• **What you will do**
Update the material starting with the line that contains "248, 813, 383]" and going on through the line that contains "390, 681, 407]", replacing "legend-swatch" with "legend-marker" and leaving everything else unchanged.

• **Material provided**
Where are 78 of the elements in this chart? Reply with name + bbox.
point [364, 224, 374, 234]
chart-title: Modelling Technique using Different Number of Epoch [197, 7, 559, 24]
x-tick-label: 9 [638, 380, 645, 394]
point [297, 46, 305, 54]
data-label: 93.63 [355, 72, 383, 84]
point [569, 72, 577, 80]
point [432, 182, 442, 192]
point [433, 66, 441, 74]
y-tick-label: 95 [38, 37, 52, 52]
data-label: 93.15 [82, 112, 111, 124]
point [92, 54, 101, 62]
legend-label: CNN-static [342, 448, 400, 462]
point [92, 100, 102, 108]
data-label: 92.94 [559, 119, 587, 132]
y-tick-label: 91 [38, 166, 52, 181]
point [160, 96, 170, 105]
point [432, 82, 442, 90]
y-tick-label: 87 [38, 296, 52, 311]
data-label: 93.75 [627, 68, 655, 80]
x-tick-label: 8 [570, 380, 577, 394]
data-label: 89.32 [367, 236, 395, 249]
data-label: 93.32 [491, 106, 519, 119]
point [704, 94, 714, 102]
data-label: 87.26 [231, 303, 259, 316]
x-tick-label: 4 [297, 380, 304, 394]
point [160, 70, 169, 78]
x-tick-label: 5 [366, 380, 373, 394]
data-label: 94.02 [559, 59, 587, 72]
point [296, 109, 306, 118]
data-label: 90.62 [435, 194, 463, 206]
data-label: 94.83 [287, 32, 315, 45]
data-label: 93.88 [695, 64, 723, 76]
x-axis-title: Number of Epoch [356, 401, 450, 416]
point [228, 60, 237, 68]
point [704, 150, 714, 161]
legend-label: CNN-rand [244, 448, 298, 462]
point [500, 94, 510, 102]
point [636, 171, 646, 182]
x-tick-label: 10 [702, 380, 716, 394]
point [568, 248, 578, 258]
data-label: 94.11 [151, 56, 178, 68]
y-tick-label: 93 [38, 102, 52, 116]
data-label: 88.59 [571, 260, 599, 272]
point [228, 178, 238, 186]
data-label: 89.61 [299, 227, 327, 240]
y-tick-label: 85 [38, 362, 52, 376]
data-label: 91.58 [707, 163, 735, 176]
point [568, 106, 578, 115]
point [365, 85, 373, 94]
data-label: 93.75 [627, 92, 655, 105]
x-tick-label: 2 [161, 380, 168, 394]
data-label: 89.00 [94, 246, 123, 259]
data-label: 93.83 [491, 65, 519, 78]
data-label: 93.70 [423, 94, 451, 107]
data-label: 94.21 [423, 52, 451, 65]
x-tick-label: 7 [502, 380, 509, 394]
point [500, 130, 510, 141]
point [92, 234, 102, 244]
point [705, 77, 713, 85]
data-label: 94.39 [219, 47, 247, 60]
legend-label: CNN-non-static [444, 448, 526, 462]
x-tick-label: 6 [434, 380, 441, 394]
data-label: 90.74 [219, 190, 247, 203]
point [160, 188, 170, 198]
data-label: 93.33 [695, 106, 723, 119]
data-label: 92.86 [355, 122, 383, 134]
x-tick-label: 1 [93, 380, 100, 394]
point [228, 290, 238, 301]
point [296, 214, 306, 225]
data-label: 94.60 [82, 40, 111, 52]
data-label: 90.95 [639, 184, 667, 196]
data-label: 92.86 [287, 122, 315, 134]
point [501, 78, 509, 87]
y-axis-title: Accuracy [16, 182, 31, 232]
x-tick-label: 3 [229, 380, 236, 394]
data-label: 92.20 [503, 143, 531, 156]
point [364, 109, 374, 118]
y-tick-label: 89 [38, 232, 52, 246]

--

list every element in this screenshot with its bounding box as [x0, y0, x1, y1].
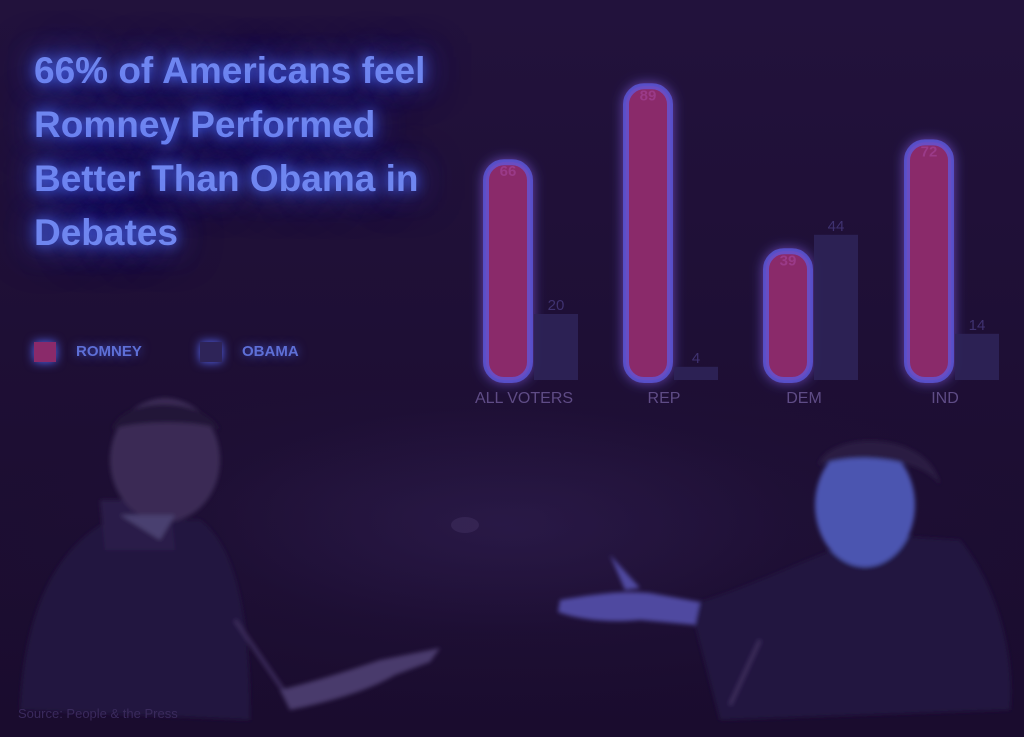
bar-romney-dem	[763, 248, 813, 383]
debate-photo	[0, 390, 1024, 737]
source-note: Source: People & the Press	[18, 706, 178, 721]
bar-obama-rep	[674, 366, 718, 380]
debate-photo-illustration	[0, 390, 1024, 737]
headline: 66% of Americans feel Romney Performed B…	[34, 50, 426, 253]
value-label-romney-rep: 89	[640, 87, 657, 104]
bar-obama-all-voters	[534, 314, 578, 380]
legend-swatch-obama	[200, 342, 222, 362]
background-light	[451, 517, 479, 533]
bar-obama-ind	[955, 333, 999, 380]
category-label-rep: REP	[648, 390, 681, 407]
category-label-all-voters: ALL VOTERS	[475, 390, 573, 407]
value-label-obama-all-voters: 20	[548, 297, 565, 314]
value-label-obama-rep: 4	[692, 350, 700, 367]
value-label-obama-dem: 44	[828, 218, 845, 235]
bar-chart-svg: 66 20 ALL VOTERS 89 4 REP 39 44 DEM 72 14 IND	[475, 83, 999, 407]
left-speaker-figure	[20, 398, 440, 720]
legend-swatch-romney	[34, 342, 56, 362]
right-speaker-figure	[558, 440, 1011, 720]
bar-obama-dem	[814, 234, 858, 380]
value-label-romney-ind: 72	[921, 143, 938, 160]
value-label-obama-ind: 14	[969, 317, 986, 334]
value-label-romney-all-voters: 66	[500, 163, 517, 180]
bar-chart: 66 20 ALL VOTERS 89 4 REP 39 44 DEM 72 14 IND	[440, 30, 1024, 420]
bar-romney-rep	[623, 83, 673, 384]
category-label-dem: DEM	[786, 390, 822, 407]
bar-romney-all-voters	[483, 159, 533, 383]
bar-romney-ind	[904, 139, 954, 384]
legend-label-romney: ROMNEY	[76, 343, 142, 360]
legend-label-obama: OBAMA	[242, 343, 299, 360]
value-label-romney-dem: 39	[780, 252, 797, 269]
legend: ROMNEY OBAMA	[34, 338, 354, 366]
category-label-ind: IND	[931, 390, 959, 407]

• **Correct result**
bar-romney-dem	[763, 248, 813, 383]
debate-photo	[0, 390, 1024, 737]
source-note: Source: People & the Press	[18, 706, 178, 721]
bar-obama-rep	[674, 366, 718, 380]
debate-photo-illustration	[0, 390, 1024, 737]
headline: 66% of Americans feel Romney Performed B…	[34, 50, 426, 253]
value-label-romney-rep: 89	[640, 87, 657, 104]
bar-obama-all-voters	[534, 314, 578, 380]
legend-marker-obama	[200, 342, 222, 362]
background-light	[451, 517, 479, 533]
bar-obama-ind	[955, 333, 999, 380]
category-label-rep: REP	[648, 390, 681, 407]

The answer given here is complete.